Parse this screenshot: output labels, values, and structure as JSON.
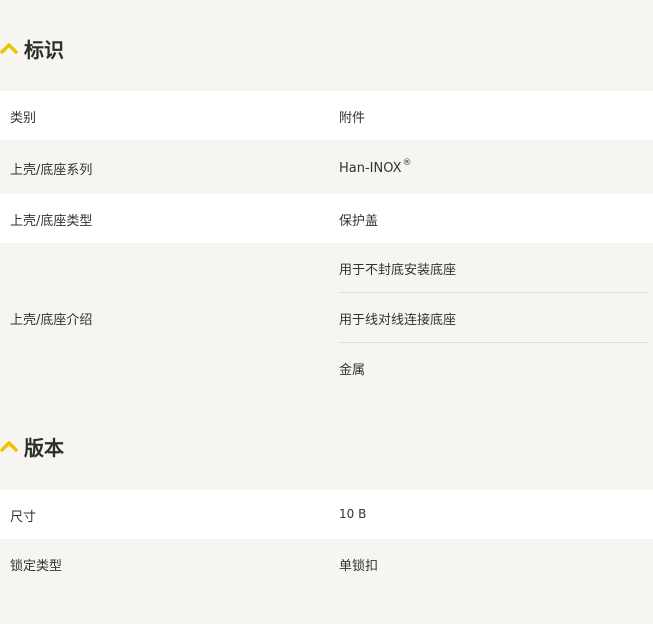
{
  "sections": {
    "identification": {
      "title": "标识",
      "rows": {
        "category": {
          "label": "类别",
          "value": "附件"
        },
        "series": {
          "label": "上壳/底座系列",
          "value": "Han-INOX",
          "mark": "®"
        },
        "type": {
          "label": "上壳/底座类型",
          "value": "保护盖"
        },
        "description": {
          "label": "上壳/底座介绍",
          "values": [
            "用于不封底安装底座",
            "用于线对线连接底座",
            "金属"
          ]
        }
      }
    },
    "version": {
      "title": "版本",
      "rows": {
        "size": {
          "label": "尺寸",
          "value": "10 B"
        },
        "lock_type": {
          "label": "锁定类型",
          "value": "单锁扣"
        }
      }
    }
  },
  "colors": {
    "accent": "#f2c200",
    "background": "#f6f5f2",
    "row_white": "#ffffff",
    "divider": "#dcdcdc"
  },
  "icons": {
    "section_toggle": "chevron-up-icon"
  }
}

####

**TASK REQUIREMENTS:** Transcribe the material exactly, leaving every picture out.

**EXERCISE ANSWER:**
Parse this screenshot: output labels, values, and structure as JSON.
{
  "sections": {
    "identification": {
      "title": "标识",
      "rows": {
        "category": {
          "label": "类别",
          "value": "附件"
        },
        "series": {
          "label": "上壳/底座系列",
          "value": "Han-INOX",
          "mark": "®"
        },
        "type": {
          "label": "上壳/底座类型",
          "value": "保护盖"
        },
        "description": {
          "label": "上壳/底座介绍",
          "values": [
            "用于不封底安装底座",
            "用于线对线连接底座",
            "金属"
          ]
        }
      }
    },
    "version": {
      "title": "版本",
      "rows": {
        "size": {
          "label": "尺寸",
          "value": "10 B"
        },
        "lock_type": {
          "label": "锁定类型",
          "value": "单锁扣"
        }
      }
    }
  },
  "colors": {
    "accent": "#f2c200",
    "background": "#f6f5f2",
    "row_white": "#ffffff",
    "divider": "#dcdcdc"
  },
  "icons": {
    "section_toggle": "chevron-up-icon"
  }
}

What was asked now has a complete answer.